───── Listed records ─────

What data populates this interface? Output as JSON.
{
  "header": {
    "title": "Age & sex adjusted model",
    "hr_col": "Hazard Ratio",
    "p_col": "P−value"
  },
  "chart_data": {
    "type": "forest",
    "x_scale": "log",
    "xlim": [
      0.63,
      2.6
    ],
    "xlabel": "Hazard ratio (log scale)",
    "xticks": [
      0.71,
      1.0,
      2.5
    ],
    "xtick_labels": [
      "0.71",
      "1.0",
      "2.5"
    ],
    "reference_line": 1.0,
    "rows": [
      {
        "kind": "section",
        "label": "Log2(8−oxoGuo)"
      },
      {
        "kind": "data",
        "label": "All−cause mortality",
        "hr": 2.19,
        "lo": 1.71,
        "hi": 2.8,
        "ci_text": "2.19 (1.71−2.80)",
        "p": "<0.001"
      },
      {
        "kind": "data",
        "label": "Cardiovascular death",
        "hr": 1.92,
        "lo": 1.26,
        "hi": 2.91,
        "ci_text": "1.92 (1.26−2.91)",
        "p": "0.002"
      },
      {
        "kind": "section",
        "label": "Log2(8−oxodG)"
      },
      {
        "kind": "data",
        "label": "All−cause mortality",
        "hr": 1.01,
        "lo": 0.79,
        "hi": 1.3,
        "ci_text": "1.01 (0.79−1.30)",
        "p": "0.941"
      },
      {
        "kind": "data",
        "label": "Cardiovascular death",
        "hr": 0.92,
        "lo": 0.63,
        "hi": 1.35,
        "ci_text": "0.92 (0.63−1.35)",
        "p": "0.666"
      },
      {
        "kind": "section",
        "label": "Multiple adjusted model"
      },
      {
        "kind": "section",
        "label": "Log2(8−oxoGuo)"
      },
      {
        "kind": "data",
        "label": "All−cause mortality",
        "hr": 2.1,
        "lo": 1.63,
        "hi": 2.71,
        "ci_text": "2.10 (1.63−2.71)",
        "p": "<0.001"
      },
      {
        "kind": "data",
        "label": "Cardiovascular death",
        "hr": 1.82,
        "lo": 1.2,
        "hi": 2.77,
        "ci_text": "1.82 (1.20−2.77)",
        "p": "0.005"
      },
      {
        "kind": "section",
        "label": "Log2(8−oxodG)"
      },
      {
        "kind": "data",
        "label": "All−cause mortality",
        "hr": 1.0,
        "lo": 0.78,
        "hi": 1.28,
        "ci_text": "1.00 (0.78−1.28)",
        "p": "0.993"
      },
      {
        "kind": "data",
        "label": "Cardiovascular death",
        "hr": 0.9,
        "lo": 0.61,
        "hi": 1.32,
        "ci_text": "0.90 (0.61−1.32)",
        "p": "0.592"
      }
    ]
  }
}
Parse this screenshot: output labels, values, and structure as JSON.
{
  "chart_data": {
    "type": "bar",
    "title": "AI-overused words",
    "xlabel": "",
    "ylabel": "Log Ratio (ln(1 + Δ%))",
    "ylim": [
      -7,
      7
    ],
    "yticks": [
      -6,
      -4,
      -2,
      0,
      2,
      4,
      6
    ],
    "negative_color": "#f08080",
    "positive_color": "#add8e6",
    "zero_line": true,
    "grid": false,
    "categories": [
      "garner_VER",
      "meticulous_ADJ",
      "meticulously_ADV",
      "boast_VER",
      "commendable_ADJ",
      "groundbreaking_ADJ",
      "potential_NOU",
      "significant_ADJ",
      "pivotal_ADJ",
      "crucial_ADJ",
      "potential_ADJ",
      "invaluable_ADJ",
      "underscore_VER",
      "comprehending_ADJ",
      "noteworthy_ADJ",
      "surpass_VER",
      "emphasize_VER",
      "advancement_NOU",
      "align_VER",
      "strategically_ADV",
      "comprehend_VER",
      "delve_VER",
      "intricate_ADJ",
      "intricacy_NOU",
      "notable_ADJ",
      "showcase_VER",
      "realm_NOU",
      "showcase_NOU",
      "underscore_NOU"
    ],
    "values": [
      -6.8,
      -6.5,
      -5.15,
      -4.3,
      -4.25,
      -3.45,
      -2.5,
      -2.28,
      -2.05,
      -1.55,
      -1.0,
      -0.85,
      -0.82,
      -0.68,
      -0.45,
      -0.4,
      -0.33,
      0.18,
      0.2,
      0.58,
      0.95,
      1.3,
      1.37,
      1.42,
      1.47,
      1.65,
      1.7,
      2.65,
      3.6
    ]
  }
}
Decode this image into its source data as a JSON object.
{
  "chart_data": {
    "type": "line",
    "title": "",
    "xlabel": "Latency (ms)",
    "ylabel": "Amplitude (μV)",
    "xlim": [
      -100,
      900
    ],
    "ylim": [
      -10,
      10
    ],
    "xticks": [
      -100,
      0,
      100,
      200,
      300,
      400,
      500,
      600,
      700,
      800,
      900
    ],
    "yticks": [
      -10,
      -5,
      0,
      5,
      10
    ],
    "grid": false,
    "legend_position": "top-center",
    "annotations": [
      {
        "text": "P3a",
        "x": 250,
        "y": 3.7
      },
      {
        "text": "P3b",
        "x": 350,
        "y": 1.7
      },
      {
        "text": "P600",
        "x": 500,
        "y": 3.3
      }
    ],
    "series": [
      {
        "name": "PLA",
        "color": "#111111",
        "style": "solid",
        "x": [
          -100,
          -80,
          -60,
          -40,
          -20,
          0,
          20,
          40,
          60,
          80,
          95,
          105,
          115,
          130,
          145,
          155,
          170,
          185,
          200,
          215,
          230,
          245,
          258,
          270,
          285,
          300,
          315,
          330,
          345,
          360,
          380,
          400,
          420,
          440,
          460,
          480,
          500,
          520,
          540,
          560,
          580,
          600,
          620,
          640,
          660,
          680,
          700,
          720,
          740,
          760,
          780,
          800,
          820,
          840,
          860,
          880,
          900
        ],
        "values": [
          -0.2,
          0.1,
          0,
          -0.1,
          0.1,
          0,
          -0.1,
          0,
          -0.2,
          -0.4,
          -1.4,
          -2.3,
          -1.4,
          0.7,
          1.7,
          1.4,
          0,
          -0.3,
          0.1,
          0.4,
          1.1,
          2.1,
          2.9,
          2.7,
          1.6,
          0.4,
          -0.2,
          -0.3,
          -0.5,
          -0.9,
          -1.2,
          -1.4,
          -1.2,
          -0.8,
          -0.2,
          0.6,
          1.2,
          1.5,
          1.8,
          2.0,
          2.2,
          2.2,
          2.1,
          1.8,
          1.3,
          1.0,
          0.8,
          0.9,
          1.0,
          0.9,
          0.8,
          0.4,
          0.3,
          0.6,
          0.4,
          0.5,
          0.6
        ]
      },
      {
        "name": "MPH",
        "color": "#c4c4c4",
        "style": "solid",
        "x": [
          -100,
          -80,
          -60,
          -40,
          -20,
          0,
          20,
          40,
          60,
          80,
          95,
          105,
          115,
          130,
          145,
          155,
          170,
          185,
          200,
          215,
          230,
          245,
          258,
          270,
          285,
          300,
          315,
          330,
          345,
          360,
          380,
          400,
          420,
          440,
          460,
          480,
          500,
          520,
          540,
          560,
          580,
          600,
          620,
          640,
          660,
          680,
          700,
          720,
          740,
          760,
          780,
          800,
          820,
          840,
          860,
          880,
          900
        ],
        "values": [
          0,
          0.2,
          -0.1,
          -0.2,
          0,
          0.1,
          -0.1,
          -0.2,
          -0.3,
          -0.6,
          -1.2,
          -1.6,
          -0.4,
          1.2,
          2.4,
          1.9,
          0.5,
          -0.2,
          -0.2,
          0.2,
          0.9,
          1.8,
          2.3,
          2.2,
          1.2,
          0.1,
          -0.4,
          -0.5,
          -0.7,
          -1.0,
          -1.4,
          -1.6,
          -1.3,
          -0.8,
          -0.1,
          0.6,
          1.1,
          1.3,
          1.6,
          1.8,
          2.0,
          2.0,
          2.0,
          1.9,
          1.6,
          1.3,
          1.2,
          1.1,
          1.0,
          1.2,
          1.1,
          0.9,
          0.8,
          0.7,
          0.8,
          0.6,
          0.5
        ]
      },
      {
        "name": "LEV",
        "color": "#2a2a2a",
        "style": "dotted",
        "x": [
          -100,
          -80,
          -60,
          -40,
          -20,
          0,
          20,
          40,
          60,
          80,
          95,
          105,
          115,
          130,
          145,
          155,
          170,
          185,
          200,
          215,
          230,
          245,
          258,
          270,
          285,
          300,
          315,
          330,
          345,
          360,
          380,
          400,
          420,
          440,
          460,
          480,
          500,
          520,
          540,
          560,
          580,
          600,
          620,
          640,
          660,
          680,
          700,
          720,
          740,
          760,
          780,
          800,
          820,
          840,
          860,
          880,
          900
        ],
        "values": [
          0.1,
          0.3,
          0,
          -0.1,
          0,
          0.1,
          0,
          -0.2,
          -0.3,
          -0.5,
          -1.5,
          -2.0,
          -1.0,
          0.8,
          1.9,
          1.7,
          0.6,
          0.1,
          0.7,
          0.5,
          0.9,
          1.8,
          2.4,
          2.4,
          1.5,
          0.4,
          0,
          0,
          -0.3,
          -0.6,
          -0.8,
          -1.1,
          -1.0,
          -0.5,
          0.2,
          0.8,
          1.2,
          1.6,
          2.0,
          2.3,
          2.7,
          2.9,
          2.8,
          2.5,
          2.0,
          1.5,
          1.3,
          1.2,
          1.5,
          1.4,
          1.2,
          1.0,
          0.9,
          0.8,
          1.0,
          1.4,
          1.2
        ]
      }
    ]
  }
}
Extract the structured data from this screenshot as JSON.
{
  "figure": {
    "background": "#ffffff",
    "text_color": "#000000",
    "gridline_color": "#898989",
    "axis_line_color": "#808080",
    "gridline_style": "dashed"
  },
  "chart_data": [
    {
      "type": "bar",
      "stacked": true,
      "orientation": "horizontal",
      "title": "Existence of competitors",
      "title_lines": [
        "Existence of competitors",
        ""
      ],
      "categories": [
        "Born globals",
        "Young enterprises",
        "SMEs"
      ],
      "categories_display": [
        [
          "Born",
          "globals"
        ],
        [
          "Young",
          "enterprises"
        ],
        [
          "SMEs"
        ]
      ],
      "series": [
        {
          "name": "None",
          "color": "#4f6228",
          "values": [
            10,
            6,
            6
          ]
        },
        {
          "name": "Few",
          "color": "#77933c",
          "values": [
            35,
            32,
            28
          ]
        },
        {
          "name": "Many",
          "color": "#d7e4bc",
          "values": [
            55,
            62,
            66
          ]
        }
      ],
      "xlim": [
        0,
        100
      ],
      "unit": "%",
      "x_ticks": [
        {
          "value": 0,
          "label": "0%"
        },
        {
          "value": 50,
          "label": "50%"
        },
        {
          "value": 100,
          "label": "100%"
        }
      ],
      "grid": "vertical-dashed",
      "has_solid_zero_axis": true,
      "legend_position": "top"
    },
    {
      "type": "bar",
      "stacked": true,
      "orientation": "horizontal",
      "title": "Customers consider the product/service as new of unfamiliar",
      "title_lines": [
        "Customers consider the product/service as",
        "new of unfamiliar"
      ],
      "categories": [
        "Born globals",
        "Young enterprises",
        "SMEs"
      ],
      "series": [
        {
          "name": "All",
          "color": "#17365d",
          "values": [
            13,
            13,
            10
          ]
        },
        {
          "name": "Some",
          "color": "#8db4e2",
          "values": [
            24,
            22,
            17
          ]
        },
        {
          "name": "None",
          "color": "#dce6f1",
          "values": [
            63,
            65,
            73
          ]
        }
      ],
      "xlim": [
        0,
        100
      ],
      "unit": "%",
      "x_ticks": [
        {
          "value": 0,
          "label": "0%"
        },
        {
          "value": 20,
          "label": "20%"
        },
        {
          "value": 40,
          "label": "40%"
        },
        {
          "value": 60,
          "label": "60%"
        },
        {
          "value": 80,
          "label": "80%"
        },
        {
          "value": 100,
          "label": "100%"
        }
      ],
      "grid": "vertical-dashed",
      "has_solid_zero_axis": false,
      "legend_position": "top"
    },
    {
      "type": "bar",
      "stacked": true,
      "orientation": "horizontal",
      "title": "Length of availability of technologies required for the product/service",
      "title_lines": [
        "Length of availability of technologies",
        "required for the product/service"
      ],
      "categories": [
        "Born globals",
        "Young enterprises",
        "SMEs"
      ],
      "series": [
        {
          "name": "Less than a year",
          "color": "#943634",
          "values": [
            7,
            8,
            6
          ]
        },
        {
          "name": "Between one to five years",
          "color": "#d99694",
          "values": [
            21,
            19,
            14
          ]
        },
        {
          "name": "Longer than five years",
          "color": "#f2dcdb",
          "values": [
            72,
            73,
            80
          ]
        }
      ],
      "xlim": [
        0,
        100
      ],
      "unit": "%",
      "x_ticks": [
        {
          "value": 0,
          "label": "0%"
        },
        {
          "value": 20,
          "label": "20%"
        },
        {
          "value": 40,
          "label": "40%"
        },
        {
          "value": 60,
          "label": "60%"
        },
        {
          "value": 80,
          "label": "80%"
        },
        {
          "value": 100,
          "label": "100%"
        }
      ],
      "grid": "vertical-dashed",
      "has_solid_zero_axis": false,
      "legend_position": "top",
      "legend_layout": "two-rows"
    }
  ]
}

─────

_Exercise objective_
Select from the material above each line in which the string "five" appears, and list those lines.

_Answer for the task_
          "name": "Between one to five years",
          "name": "Longer than five years",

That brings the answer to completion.